• **Exercise 1**:
Summarize the passage on nature, nurture and trauma in two sentences.
• **Exercise 2**:
Reproduce everything in the passage on nature, nurture and trauma from "Maté's conception of" down to "generation before them.".

• **Excerpted passage**:
....

Robert Sapolsky, the Stanford neurobiologist whose Behave remains one of the most comprehensive accounts of why humans act as they do, makes the point with characteristic directness: there is no gene that forces us to act in any particular way. What matters as much as which genes you have is how those genes are affected by their context – by hormones, by stress, by culture, by the accumulated weight of experience. Nature and nurture, he argues, are not competing explanations. They are the same explanation, looked at from different angles.
The body's record
This is where clinical medicine picks up where the laboratory leaves off. Bessel van der Kolk's The Body Keeps the Score – one of the most widely read books on trauma of the past decade – documents in forensic detail how traumatic experience physically reshapes the brain and body. The title succinctly sums up the phenomenon: the body does not forget what the mind tries to set aside. Stress, neglect and fear in early life alter the nervous system in ways that persist long after the original cause has gone. Van der Kolk's work sits in productive tension with the molecular science: where epigenetics explains the mechanism, he maps the human consequences.
Gabor Maté's The Myth of Normal takes the argument furthest. Maté, a Canadian physician with four decades of clinical experience, asks what the science of epigenetics and trauma means for the societies we have built. His central argument is both simple and radical: much of what we call illness – chronic disease, addiction, mental ill-health – is not random biological misfortune. It is the body's reasonable response to unreasonable conditions. Maté calls on us to stop seeing disease as individual pathology. People with illness are a "living alarm," signalling that what passes as normal in this culture is neither healthy nor natural.
Maté's conception of trauma is deliberately broad. It is not only war, abuse or bereavement, but the quieter wounds too – the child whose emotional needs go unmet, the adult who suppresses authentic feeling to remain acceptable, the person carrying, without knowing it, the unresolved stress of the generation before them.

....

(Source data)
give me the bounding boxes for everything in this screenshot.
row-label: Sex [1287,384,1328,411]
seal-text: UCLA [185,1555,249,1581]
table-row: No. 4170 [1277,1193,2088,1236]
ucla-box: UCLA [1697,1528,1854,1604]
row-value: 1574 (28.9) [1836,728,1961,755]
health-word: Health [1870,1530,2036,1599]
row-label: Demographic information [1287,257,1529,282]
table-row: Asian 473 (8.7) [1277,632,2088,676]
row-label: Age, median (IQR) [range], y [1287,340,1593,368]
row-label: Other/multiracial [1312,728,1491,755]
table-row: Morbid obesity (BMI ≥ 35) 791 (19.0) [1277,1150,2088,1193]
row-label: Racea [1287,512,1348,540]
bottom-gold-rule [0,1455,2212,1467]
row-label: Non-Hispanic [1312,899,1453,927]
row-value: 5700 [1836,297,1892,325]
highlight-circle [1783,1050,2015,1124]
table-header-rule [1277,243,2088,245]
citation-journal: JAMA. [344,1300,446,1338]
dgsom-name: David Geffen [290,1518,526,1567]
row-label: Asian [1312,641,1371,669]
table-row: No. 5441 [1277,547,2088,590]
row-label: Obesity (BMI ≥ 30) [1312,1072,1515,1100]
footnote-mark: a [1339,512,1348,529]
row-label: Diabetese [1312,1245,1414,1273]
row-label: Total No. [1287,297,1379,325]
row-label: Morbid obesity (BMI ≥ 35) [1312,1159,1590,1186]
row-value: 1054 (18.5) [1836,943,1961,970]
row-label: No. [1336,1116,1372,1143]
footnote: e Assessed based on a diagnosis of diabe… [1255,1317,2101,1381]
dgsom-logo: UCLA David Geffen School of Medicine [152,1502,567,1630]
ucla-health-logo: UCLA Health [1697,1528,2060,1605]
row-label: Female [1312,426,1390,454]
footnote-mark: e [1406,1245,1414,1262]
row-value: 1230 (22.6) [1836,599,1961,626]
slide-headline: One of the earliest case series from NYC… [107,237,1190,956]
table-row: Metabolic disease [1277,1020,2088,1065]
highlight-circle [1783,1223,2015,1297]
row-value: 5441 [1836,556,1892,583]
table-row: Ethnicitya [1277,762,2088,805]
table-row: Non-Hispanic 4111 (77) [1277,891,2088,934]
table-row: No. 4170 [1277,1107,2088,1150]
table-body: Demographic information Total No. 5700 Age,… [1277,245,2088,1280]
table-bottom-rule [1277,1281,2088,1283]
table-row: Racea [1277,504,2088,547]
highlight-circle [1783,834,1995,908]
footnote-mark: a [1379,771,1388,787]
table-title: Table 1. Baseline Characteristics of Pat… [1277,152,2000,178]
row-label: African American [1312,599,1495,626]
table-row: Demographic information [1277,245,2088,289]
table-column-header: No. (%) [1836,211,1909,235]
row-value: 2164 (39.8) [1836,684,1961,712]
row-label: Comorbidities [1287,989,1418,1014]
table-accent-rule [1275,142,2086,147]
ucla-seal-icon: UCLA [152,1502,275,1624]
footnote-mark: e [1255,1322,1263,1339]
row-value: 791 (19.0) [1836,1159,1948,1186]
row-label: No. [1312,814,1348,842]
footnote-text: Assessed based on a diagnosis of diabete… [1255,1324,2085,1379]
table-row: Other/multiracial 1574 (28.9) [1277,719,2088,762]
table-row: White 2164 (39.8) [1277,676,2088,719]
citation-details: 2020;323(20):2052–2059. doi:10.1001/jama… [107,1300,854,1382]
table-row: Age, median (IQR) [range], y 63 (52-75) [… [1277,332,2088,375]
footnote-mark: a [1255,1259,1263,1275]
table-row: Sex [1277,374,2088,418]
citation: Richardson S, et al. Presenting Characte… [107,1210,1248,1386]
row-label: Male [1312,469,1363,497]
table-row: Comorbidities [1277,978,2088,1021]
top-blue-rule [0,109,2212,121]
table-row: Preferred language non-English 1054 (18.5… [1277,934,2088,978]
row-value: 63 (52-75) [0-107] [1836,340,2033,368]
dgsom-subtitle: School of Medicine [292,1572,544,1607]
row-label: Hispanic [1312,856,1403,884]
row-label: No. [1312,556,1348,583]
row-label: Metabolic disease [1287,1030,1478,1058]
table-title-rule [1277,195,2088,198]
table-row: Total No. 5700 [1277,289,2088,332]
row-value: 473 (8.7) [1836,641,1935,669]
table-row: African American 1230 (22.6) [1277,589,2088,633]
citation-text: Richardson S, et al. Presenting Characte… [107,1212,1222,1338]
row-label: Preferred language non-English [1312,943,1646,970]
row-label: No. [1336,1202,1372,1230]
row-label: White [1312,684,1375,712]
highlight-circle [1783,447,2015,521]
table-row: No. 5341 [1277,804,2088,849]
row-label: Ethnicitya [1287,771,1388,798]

....

• **Task response 1**:
Robert Sapolsky's Behave holds that no gene forces any particular behavior and that nature and nurture are one explanation seen from different angles, while Bessel van der Kolk's The Body Keeps the Score documents how traumatic experience physically reshapes the brain and body in ways that persist. Gabor Maté's The Myth of Normal goes furthest, arguing that much illness is the body's reasonable response to unreasonable conditions and defining trauma broadly enough to include quieter wounds such as unmet emotional needs.

• **Task response 2**:
Maté's conception of trauma is deliberately broad. It is not only war, abuse or bereavement, but the quieter wounds too – the child whose emotional needs go unmet, the adult who suppresses authentic feeling to remain acceptable, the person carrying, without knowing it, the unresolved stress of the generation before them.